> _Required work_: Your task is to transcribe the entries below exactly, beginning with the line containing "Transcribe the text in this document." and ending with the final line, and to add nothing else.

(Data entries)
╭──
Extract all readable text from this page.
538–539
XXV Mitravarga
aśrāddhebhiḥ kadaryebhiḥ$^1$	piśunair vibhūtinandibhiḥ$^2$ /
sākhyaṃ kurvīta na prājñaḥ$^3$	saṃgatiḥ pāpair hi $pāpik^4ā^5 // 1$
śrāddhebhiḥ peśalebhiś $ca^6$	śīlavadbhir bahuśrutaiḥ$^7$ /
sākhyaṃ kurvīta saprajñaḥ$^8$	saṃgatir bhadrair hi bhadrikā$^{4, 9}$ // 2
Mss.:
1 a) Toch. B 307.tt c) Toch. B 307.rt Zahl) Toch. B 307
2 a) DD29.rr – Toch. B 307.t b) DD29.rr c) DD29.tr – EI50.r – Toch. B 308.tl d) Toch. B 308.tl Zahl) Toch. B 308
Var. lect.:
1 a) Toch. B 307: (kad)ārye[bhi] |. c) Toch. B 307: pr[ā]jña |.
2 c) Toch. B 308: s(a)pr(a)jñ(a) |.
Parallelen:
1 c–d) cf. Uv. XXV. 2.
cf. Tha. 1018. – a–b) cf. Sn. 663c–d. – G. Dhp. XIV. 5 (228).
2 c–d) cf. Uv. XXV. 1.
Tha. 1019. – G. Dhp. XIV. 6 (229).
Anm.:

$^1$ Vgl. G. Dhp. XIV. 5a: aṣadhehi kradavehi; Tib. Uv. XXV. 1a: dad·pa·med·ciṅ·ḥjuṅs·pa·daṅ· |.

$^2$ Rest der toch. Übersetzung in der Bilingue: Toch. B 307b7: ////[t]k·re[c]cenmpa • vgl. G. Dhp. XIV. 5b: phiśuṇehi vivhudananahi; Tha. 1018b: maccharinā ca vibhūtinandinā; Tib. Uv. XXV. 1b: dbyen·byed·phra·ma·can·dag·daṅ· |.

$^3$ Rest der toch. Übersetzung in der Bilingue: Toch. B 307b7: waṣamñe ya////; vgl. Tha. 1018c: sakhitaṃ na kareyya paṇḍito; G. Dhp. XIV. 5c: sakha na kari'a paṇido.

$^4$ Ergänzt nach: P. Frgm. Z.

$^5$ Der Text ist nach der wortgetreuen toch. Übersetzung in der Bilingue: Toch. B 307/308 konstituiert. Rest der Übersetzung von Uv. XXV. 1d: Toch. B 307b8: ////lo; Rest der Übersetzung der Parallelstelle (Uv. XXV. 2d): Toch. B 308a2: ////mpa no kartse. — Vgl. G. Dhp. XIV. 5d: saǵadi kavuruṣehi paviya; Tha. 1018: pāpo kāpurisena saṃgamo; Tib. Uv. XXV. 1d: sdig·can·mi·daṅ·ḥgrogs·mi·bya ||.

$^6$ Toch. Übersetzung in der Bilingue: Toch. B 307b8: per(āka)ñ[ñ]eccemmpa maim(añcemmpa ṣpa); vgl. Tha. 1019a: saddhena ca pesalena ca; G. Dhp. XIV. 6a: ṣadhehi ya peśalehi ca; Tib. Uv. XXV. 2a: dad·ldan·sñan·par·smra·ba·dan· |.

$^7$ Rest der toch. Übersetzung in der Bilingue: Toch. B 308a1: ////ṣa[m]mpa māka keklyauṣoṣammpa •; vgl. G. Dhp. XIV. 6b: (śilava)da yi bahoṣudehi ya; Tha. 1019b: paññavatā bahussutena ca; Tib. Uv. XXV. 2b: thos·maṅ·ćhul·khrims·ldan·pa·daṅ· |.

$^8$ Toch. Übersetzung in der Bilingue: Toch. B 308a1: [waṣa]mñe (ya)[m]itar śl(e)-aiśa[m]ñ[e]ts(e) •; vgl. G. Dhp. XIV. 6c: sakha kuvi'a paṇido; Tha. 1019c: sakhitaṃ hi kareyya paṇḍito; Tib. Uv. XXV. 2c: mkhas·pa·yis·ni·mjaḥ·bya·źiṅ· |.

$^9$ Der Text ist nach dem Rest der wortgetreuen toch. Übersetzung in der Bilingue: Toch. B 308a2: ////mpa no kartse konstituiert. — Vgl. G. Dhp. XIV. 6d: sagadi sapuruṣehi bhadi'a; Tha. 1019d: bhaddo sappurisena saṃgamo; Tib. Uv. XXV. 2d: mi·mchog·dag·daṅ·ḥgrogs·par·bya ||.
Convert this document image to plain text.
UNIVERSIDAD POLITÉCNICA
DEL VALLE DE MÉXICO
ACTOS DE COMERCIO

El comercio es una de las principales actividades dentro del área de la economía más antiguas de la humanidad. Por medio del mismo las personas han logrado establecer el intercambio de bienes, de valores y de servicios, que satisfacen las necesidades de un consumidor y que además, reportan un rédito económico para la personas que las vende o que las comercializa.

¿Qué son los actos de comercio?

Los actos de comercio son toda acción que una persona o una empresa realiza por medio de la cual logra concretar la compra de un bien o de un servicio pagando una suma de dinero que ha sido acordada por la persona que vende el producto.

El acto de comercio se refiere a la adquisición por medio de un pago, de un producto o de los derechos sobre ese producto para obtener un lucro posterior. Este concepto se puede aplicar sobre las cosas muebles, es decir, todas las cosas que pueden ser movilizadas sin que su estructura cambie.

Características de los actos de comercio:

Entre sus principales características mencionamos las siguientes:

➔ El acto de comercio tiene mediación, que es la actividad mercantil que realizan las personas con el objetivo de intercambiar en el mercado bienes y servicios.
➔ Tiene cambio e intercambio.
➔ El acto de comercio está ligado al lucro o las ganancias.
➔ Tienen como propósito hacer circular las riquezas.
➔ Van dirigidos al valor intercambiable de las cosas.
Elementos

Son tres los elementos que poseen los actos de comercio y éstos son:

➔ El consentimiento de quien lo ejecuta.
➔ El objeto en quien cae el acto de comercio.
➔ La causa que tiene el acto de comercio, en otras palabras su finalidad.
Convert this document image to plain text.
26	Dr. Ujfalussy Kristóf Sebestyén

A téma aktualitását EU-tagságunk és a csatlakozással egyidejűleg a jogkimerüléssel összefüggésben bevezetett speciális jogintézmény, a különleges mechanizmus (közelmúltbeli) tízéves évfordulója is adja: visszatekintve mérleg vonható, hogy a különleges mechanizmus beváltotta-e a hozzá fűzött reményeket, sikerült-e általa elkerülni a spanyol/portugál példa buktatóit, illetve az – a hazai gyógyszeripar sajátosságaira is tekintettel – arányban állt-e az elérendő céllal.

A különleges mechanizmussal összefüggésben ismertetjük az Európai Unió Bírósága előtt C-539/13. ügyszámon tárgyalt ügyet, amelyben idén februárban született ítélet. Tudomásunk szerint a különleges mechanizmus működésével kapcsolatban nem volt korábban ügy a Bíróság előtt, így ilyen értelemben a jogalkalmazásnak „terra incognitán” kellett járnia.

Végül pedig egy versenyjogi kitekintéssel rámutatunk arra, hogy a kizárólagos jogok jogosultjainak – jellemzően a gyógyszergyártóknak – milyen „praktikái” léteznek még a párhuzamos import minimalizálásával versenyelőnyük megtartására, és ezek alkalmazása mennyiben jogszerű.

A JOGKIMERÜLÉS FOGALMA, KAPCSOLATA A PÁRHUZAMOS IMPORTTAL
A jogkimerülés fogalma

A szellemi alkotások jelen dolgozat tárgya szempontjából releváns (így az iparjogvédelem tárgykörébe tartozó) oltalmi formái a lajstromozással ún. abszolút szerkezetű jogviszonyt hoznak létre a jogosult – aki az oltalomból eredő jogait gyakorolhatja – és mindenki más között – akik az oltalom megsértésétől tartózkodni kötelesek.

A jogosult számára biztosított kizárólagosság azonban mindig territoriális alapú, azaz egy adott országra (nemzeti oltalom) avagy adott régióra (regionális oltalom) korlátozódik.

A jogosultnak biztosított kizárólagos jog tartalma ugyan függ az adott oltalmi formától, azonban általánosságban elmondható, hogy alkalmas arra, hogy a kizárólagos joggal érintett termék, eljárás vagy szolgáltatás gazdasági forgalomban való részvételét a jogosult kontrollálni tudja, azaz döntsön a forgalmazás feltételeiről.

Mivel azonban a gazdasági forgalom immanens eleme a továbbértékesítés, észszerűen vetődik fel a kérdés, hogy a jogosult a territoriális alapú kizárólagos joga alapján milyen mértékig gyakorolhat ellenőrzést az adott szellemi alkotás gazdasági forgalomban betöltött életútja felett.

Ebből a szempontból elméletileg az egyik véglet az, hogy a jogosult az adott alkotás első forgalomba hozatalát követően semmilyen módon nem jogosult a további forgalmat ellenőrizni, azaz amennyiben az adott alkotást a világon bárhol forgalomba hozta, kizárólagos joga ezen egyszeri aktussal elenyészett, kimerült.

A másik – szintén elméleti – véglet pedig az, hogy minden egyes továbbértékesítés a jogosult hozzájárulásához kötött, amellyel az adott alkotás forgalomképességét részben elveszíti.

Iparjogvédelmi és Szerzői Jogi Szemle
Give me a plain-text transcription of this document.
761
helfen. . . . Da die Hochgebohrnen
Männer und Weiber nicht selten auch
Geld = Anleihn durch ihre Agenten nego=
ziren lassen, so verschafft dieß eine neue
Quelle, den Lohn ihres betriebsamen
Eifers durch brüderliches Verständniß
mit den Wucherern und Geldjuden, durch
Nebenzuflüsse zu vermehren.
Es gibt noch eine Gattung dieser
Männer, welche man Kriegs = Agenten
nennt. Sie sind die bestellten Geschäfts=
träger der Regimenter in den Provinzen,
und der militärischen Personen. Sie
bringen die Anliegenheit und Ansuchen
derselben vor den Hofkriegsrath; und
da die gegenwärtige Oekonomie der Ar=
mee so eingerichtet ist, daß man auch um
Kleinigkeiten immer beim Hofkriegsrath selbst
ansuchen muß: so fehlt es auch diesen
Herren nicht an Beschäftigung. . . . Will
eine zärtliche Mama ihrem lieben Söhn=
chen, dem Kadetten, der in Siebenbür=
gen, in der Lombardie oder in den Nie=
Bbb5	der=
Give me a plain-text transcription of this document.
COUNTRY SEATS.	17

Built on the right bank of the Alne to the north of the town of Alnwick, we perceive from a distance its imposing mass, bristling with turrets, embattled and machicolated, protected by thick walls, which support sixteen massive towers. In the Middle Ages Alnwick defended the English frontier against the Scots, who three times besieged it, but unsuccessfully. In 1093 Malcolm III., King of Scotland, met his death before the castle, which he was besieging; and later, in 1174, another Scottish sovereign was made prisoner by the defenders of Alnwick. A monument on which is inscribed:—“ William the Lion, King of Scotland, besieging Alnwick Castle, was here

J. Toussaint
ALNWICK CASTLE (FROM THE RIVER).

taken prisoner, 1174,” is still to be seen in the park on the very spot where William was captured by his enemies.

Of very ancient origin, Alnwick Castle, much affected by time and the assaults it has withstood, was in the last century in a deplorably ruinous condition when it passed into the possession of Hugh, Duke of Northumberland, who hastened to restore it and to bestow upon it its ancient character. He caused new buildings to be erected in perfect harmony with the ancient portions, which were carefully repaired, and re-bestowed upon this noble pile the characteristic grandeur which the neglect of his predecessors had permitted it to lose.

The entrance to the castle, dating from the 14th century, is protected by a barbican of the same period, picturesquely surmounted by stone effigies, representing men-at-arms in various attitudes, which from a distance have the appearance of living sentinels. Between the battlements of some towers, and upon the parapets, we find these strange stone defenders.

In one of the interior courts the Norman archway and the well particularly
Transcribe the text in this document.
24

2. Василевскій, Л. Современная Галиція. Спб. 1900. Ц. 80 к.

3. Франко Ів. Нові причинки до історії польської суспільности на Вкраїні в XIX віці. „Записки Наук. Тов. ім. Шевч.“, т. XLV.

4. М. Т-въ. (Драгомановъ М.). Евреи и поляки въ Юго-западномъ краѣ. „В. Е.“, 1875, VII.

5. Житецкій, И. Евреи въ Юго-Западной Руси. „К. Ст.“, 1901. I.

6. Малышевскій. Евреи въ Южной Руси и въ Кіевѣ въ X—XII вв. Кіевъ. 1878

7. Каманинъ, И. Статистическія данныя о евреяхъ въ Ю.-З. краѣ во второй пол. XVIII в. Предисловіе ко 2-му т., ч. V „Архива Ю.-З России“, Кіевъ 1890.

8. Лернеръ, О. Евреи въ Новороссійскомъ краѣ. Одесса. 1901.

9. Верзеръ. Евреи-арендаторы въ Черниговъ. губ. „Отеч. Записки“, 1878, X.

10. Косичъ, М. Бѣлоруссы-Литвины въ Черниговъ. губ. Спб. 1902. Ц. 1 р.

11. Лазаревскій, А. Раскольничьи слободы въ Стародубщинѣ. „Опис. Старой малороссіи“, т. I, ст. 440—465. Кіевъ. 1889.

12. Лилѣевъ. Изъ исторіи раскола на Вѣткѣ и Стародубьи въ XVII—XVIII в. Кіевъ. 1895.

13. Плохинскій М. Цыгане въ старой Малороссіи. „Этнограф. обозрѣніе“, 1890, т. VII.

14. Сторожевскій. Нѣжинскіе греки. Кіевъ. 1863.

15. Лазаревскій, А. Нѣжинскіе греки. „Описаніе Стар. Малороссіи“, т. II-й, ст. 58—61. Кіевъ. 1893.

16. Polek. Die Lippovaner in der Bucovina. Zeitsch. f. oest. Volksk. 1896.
╰──
> _Solution to the problem_:
Transcribe the text in this document.
24

2. Василевскій, Л. Современная Галиція. Спб. 1900. Ц. 80 к.

3. Франко Ів. Нові причинки до історії польської суспільности на Вкраїні в XIX віці. „Записки Наук. Тов. ім. Шевч.“, т. XLV.

4. М. Т-въ. (Драгомановъ М.). Евреи и поляки въ Юго-западномъ краѣ. „В. Е.“, 1875, VII.

5. Житецкій, И. Евреи въ Юго-Западной Руси. „К. Ст.“, 1901. I.

6. Малышевскій. Евреи въ Южной Руси и въ Кіевѣ въ X—XII вв. Кіевъ. 1878

7. Каманинъ, И. Статистическія данныя о евреяхъ въ Ю.-З. краѣ во второй пол. XVIII в. Предисловіе ко 2-му т., ч. V „Архива Ю.-З России“, Кіевъ 1890.

8. Лернеръ, О. Евреи въ Новороссійскомъ краѣ. Одесса. 1901.

9. Верзеръ. Евреи-арендаторы въ Черниговъ. губ. „Отеч. Записки“, 1878, X.

10. Косичъ, М. Бѣлоруссы-Литвины въ Черниговъ. губ. Спб. 1902. Ц. 1 р.

11. Лазаревскій, А. Раскольничьи слободы въ Стародубщинѣ. „Опис. Старой малороссіи“, т. I, ст. 440—465. Кіевъ. 1889.

12. Лилѣевъ. Изъ исторіи раскола на Вѣткѣ и Стародубьи въ XVII—XVIII в. Кіевъ. 1895.

13. Плохинскій М. Цыгане въ старой Малороссіи. „Этнограф. обозрѣніе“, 1890, т. VII.

14. Сторожевскій. Нѣжинскіе греки. Кіевъ. 1863.

15. Лазаревскій, А. Нѣжинскіе греки. „Описаніе Стар. Малороссіи“, т. II-й, ст. 58—61. Кіевъ. 1893.

16. Polek. Die Lippovaner in der Bucovina. Zeitsch. f. oest. Volksk. 1896.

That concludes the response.